**Problem requirements**
Copy every line in which the string "Memory" occurs.

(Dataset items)

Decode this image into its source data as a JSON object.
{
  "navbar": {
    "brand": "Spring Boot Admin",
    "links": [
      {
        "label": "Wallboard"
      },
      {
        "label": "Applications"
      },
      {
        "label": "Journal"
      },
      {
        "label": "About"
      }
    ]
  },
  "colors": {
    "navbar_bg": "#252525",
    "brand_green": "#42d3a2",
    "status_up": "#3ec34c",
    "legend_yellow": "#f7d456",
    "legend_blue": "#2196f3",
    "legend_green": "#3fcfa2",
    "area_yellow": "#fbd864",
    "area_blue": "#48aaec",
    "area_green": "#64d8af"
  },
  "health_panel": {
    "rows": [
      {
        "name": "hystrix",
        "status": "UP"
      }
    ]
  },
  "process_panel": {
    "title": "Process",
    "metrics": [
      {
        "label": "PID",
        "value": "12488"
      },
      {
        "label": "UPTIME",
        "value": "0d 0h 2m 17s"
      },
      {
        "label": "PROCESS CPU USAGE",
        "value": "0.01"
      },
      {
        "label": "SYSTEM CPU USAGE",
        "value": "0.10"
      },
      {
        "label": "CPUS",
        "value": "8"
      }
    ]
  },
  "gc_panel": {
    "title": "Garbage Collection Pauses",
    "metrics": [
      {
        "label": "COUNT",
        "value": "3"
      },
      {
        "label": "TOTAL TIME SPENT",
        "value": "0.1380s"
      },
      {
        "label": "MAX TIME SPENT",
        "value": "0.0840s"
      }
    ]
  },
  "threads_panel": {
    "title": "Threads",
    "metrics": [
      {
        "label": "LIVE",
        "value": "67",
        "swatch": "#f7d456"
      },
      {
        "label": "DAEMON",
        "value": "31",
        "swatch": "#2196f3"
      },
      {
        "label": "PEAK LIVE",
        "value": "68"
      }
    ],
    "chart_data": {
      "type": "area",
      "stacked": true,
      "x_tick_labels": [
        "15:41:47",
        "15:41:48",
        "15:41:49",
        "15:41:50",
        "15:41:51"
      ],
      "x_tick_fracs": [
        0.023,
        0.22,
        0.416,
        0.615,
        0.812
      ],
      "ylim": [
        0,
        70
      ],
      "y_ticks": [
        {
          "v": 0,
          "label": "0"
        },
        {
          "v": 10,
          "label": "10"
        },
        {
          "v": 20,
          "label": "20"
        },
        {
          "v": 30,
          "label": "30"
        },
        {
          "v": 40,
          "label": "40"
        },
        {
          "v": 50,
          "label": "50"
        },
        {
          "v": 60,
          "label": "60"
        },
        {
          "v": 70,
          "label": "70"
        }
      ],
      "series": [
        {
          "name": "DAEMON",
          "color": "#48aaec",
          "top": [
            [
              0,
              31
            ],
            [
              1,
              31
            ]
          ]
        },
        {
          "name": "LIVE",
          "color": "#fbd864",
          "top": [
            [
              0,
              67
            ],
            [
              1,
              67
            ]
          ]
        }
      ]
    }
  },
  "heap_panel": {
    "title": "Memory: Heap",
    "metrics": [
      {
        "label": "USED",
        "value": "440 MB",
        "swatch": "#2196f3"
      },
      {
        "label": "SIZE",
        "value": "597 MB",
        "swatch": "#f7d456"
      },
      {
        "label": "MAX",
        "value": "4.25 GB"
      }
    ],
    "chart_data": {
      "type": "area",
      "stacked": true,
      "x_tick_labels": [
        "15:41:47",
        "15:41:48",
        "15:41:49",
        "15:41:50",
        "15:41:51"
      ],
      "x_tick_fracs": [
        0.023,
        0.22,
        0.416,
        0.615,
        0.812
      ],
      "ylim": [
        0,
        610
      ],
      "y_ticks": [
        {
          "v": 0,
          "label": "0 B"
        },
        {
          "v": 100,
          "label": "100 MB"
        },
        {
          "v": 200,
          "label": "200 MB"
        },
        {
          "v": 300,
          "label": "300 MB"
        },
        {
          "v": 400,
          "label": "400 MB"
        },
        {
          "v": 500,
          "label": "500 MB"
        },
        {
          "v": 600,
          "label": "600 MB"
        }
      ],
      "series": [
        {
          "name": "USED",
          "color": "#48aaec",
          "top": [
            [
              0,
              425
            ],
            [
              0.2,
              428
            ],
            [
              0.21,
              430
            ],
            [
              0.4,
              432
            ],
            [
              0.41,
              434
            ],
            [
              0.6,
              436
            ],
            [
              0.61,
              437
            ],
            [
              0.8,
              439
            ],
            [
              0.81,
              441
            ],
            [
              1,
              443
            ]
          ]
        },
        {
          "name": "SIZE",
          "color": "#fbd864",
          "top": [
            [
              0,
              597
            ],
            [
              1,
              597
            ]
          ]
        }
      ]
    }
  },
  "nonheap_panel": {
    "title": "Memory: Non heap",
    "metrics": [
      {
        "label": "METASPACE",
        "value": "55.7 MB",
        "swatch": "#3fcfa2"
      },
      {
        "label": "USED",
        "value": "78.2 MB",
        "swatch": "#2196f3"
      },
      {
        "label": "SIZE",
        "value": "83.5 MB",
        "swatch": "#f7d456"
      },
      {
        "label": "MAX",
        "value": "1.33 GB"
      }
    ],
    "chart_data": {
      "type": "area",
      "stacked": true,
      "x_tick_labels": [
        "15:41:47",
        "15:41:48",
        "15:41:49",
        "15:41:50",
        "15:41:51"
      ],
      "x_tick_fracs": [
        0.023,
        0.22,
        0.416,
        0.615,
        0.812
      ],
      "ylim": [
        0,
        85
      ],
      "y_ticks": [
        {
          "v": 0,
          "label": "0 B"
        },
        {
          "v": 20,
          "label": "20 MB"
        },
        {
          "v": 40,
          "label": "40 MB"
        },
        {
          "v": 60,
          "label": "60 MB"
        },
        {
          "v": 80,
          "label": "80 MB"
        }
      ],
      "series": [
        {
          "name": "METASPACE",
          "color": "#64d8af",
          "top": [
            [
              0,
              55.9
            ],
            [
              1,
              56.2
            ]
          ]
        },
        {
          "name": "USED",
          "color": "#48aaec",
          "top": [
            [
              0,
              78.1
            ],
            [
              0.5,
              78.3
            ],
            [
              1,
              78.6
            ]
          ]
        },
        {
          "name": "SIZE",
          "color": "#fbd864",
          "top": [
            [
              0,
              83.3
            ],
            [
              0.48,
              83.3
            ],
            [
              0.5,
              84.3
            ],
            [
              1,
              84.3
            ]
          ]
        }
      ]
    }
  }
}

**Finished task**
    "title": "Memory: Heap",
    "title": "Memory: Non heap",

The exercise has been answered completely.